#### AIM OF THE TASK
Reproduce word for word every line from the one containing "Give me the" down to the one containing "property-name: name <box>564", including both of those lines. Leave the pictures out of your answer.

-- Start of PROVIDED RECORDS --

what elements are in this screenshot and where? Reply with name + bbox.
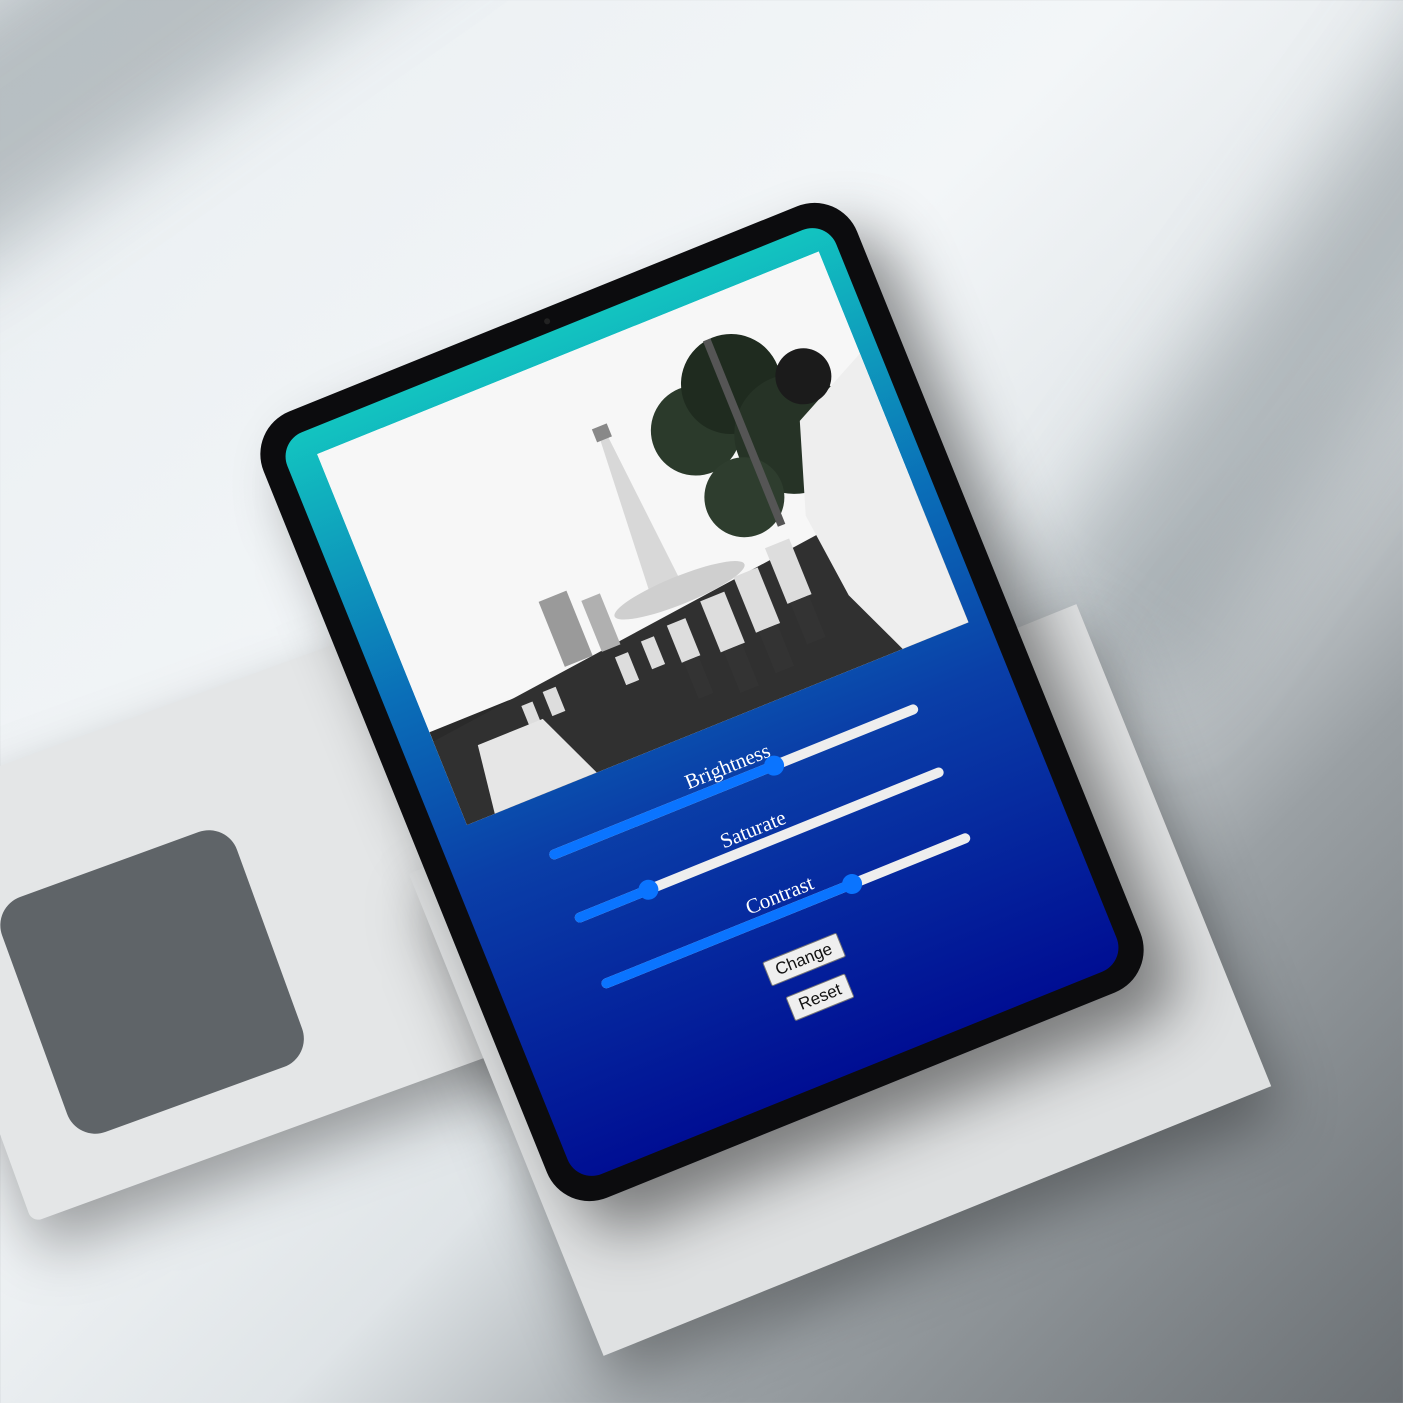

-- End of PROVIDED RECORDS --
-- Start of PROVIDED RECORDS --

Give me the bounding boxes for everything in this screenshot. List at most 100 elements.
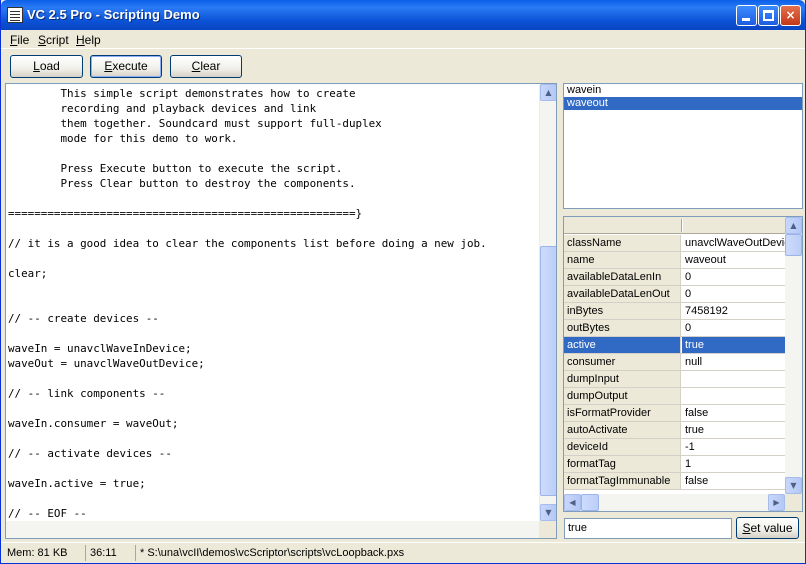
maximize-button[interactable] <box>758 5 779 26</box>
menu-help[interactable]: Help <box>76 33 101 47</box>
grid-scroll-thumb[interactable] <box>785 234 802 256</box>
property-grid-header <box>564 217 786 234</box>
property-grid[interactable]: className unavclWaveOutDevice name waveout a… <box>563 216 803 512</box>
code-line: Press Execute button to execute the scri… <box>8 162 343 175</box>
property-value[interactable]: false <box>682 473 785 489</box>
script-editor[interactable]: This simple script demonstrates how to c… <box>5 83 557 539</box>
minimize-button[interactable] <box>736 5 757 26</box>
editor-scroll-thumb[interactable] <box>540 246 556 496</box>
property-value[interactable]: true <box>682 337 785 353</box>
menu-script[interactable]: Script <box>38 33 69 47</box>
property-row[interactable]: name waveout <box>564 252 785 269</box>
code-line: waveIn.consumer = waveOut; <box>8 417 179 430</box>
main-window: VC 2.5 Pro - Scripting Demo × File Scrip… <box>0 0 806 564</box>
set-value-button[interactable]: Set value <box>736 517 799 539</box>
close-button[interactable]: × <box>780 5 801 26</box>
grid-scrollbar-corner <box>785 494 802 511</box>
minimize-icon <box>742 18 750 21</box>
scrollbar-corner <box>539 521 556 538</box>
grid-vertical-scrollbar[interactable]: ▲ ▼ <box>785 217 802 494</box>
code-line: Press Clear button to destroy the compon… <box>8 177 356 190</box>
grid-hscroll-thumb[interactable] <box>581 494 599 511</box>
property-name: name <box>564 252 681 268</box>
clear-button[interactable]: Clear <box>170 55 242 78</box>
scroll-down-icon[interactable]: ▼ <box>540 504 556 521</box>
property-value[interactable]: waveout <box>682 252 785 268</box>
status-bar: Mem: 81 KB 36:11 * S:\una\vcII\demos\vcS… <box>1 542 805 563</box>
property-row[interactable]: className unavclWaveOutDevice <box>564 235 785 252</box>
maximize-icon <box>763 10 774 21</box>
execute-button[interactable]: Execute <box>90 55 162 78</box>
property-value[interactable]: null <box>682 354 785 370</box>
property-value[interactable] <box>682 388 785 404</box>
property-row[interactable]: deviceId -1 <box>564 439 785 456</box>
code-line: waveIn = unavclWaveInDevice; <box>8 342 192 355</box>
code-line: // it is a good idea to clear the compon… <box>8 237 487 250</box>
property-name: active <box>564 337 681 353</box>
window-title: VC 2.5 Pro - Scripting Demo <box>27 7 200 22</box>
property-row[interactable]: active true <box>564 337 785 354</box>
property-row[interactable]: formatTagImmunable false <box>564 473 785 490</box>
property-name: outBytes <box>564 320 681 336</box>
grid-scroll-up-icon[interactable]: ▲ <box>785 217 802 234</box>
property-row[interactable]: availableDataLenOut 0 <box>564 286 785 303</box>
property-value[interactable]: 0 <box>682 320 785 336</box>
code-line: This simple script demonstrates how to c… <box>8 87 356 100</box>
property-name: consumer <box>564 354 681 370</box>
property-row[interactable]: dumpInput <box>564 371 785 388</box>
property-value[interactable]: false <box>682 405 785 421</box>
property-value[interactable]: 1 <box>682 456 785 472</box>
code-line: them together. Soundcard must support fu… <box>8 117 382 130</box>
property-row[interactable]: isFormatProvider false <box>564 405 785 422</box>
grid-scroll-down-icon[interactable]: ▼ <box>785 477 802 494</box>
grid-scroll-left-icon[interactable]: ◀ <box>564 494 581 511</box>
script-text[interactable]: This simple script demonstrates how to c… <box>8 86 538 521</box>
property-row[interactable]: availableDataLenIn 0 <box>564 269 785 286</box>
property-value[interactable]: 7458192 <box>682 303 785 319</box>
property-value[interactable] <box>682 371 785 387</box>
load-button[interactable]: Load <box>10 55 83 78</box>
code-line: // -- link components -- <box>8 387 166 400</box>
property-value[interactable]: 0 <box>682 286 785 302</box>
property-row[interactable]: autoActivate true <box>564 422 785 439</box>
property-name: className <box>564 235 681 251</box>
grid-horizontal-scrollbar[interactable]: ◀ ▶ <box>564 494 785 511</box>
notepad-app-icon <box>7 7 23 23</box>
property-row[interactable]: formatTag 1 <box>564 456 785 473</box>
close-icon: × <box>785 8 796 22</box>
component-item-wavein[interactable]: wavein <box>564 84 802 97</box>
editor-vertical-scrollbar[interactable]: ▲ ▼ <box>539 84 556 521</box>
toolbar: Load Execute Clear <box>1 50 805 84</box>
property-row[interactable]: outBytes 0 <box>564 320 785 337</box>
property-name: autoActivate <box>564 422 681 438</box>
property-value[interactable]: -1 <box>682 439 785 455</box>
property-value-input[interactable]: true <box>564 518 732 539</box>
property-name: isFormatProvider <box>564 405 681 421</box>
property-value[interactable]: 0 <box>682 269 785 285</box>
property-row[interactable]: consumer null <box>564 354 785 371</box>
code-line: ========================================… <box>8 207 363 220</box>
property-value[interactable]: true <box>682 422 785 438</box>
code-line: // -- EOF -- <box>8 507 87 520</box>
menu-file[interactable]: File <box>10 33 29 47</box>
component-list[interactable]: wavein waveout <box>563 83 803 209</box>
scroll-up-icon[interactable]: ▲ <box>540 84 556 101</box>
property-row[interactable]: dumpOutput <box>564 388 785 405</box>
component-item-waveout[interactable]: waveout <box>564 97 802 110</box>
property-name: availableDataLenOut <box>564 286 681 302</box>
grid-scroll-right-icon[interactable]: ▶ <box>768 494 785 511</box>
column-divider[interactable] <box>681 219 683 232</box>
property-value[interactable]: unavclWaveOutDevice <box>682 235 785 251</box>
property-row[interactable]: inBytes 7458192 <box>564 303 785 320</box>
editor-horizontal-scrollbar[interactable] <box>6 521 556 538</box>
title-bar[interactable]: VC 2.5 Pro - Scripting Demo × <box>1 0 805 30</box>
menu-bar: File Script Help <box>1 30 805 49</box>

-- End of PROVIDED RECORDS --

#### THE SOLUTION
Give me the bounding boxes for everything in this screenshot. List at most 100 elements.
maximize-button[interactable] <box>758 5 779 26</box>
menu-help[interactable]: Help <box>76 33 101 47</box>
grid-scroll-thumb[interactable] <box>785 234 802 256</box>
property-grid-header <box>564 217 786 234</box>
property-grid[interactable]: className unavclWaveOutDevice name waveout a… <box>563 216 803 512</box>
code-line: Press Execute button to execute the scri… <box>8 162 343 175</box>
property-value[interactable]: false <box>682 473 785 489</box>
script-editor[interactable]: This simple script demonstrates how to c… <box>5 83 557 539</box>
minimize-button[interactable] <box>736 5 757 26</box>
editor-scroll-thumb[interactable] <box>540 246 556 496</box>
property-value[interactable]: true <box>682 337 785 353</box>
menu-script[interactable]: Script <box>38 33 69 47</box>
property-row[interactable]: name waveout <box>564 252 785 269</box>
code-line: waveIn.consumer = waveOut; <box>8 417 179 430</box>
main-window: VC 2.5 Pro - Scripting Demo × File Scrip… <box>0 0 806 564</box>
set-value-button[interactable]: Set value <box>736 517 799 539</box>
close-button[interactable]: × <box>780 5 801 26</box>
grid-scrollbar-corner <box>785 494 802 511</box>
minimize-icon <box>742 18 750 21</box>
scrollbar-corner <box>539 521 556 538</box>
grid-vertical-scrollbar[interactable]: ▲ ▼ <box>785 217 802 494</box>
code-line: Press Clear button to destroy the compon… <box>8 177 356 190</box>
grid-hscroll-thumb[interactable] <box>581 494 599 511</box>
property-name: name <box>564 252 681 268</box>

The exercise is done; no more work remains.